Extrait -
>>>
Otto Wagner, place à la modernité à la Cité de l’Architecture
Jusqu’au 16 mars 2020, la Cité de l’Architecture et du Patrimoine passe à l’heure viennoise, avec une immense (1 000 m2) exposition consacrée à l’architecte autrichien.
Cette exposition, Otto Wagner, maître de l’Art Nouveau viennois est une coproduction avec le Wien Museum qui a célébré l’année dernière le centenaire de la mort de l’homme. Cet événement déborde des cadres de sa discipline car il s’agit de la première monographie sur Otto Wagner. Né en 1841 et mort en 1918, les dates parlent et situent la vie de Wagner entre les embellissements chers au XIXe et la course au fonctionnalisme du XXe.
Dans un parcours qui passe visuellement du cocon au monumental, on entre de façon très précise dans la perception totale qu’avait Wagner de son art. Comme le souligne Hervé Doucet, l’un des commissaires, il se préoccupe autant de la fourchette que des cathédrales.
<<<
Objectif indiqué A - Imprimez tout le passage de l'extrait sur Otto Wagner, de « Otto Wagner, place » jusqu'à « à l’architecte autrichien. ».
L'extrait ci-dessus n'a aucun rapport avec les entrées.

Entrées fournies -
>>>
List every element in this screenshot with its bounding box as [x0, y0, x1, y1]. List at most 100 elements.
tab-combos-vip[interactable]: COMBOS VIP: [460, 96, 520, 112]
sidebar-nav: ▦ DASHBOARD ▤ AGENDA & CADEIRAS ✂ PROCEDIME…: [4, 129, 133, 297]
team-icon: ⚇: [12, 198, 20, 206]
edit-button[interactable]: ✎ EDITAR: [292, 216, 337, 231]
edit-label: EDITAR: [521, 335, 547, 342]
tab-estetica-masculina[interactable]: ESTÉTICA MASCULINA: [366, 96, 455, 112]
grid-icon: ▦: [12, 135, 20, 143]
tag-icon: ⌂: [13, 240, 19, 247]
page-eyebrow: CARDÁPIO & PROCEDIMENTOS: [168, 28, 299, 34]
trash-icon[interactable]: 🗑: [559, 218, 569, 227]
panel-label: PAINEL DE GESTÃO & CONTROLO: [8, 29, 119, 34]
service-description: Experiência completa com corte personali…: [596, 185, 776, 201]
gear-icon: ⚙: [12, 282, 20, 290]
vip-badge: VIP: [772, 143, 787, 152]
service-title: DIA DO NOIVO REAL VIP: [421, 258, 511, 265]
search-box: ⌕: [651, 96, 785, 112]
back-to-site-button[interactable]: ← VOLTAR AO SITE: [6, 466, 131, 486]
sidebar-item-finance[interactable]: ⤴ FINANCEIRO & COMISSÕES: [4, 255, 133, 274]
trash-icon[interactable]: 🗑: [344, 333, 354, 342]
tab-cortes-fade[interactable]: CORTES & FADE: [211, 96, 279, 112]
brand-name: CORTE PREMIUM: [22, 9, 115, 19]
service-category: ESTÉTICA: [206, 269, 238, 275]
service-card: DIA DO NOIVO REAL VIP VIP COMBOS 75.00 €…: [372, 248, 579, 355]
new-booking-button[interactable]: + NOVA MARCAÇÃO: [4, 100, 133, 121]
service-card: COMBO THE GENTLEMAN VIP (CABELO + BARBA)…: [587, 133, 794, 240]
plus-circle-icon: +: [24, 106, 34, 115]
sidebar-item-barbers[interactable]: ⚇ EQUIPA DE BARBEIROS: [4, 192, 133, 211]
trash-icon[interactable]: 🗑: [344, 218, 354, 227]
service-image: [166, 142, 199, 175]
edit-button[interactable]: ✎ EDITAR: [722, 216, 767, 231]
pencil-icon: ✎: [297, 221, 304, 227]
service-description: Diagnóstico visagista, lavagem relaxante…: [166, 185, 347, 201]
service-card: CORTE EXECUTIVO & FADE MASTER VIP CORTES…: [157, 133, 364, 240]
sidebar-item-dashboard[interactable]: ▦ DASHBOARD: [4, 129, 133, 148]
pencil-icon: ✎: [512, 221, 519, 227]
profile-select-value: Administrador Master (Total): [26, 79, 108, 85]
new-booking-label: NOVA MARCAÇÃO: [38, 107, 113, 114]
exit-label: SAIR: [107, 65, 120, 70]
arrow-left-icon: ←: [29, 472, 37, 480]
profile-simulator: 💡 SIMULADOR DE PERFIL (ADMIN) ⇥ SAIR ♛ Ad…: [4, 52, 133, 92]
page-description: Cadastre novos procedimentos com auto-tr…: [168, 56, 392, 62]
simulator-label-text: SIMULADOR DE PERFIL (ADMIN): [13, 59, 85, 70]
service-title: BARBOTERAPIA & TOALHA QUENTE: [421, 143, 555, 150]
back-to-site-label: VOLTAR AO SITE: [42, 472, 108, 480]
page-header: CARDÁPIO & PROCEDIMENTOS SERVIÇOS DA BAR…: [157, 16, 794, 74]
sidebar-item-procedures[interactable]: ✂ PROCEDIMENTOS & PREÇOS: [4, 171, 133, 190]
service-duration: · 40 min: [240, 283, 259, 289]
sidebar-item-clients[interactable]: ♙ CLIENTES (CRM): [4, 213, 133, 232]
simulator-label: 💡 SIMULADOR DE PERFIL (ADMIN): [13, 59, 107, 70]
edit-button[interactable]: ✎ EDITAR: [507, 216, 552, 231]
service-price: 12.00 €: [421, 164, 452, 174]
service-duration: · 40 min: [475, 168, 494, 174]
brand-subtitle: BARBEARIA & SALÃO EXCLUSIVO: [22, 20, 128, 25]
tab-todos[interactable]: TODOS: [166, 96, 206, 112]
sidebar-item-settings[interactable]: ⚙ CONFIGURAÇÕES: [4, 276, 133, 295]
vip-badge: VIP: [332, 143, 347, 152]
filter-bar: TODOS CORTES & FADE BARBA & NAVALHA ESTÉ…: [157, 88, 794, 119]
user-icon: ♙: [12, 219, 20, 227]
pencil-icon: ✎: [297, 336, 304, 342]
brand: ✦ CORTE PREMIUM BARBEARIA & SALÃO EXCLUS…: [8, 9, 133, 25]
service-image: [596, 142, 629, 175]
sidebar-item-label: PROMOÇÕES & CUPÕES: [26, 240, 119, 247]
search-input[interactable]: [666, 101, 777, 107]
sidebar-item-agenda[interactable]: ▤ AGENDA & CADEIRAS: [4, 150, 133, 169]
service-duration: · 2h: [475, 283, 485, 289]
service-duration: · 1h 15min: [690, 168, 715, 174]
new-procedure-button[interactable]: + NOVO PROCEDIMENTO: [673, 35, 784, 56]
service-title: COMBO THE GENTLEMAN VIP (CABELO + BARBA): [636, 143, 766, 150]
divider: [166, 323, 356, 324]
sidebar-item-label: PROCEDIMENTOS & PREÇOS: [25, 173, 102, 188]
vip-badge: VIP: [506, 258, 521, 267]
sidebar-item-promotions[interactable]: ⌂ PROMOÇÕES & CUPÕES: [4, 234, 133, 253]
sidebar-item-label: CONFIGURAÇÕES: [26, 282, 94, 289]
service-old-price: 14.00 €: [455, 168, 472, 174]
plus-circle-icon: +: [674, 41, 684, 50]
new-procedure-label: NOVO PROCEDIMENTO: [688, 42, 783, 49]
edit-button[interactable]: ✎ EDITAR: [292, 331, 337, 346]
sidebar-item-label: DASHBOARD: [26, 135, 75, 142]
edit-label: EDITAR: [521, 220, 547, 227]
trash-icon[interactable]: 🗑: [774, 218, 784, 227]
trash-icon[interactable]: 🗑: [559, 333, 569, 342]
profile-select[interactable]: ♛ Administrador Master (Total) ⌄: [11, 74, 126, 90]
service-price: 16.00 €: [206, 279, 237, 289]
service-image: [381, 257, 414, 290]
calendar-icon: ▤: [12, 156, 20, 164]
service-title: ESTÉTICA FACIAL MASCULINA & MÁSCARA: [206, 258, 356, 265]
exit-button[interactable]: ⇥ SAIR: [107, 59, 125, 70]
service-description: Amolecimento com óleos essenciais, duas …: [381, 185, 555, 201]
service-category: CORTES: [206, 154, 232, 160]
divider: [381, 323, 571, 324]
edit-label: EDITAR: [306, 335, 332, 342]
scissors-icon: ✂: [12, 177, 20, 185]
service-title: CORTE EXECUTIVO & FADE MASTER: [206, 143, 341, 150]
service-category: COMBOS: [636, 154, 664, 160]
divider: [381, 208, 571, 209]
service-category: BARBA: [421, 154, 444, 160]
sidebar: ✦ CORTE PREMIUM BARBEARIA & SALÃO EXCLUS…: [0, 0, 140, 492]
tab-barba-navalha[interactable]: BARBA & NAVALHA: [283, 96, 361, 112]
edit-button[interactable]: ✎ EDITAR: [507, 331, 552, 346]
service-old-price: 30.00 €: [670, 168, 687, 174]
<<<
Objectif indiqué B - Restituez à l'identique tout ce qui va du début des entrées jusqu'à la ligne contenant « edit-label: EDITAR: [521, 335, 547, 342] », cette ligne comprise.

Sortie complète A -
Otto Wagner, place à la modernité à la Cité de l’Architecture
Jusqu’au 16 mars 2020, la Cité de l’Architecture et du Patrimoine passe à l’heure viennoise, avec une immense (1 000 m2) exposition consacrée à l’architecte autrichien.

Sortie complète B -
List every element in this screenshot with its bounding box as [x0, y0, x1, y1]. List at most 100 elements.
tab-combos-vip[interactable]: COMBOS VIP: [460, 96, 520, 112]
sidebar-nav: ▦ DASHBOARD ▤ AGENDA & CADEIRAS ✂ PROCEDIME…: [4, 129, 133, 297]
team-icon: ⚇: [12, 198, 20, 206]
edit-button[interactable]: ✎ EDITAR: [292, 216, 337, 231]
edit-label: EDITAR: [521, 335, 547, 342]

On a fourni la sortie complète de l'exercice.